_Given text_
At the age of 18, I moved away from home to pursue a college career. I knew that I would meet new friends, make great memories, and learn a lot. Little did I know how much I would learn.
During my freshman year a bright eyed adventurous friend posed the idea that we apply for internships in Washington D.C. Not wanting to reject any new friend, I agreed and off we went the upcoming summer. Together, we thought we could take on the world. Our summer in D.C. ended and we rallied together again as suite-mates our sophomore year. Things were off to a great start and we had not a care in the world.
That all changed on December 1, when Rebecca never returned home from Thanksgiving break. She died on her way back to college in a car accident. At that time, I had no idea the impact it would have. Our entire circle fell apart. We had some who had incredible anxiety, others who could not continue their college career, and some who still 15 years later have trouble dealing with the loss. With all of our different ways of dealing with grief, we had two things in common: we experienced a loss and there was a lack of guided support.
How Grief Affects Children
When a death occurs, it is a frightening disruption in the lives of both children and adults. Death changes the way that we function and often children and teens become “the forgotten mourners.” I became a “forgotten mourner”.

_Spatial layout entries_

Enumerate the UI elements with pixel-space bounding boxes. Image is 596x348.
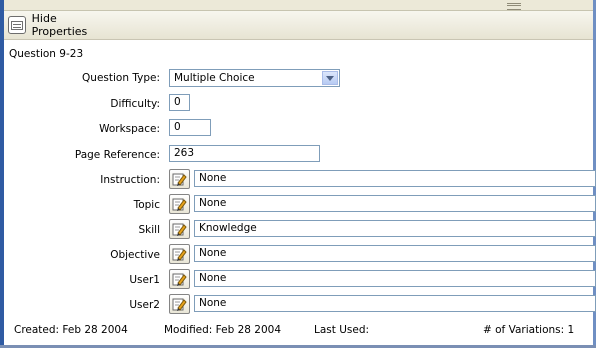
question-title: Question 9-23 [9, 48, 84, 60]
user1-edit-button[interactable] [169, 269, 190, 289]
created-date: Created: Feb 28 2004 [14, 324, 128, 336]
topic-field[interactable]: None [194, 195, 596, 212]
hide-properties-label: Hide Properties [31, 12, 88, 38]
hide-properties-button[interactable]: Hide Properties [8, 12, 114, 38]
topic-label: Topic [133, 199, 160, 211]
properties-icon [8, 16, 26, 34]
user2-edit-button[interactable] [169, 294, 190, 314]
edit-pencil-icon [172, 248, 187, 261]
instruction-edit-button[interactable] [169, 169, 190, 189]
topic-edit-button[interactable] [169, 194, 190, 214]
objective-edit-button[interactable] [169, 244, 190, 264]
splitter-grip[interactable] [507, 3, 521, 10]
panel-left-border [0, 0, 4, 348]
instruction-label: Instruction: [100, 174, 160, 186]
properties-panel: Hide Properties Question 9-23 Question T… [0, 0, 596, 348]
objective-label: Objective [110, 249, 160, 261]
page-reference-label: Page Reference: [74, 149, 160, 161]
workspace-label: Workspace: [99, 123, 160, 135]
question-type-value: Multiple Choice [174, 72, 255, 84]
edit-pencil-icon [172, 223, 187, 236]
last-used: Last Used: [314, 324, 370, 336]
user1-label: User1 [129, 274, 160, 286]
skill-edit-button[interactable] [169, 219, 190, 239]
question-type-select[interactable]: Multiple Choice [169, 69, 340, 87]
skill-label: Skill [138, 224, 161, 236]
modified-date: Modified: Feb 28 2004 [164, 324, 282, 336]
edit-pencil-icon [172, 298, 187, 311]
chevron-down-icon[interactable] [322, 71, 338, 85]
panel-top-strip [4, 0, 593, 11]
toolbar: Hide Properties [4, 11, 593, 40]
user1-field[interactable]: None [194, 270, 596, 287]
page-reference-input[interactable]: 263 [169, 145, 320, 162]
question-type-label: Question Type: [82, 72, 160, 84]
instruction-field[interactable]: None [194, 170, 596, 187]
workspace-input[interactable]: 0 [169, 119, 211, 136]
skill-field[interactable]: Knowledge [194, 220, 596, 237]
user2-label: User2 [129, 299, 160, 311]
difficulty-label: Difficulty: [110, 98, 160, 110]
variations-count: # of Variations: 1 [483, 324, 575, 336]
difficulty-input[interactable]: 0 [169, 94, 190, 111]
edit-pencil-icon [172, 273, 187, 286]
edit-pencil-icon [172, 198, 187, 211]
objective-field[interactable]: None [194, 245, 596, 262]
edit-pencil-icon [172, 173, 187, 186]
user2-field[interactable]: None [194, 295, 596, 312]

_Exercise_
Decide whether each statement below agrees with the grief essay, answering yes or no and quoting the words from the essay that settle it. 1. The writer left home at 18 to go to college. 2. Rebecca died in a car accident on her way home for Thanksgiving break. 3. The writer says children and teens often become "the forgotten mourners."

_Final result_
1. Yes: "At the age of 18, I moved away from home to pursue a college career."
2. No: "She died on her way back to college in a car accident."
3. Yes: "often children and teens become “the forgotten mourners.”"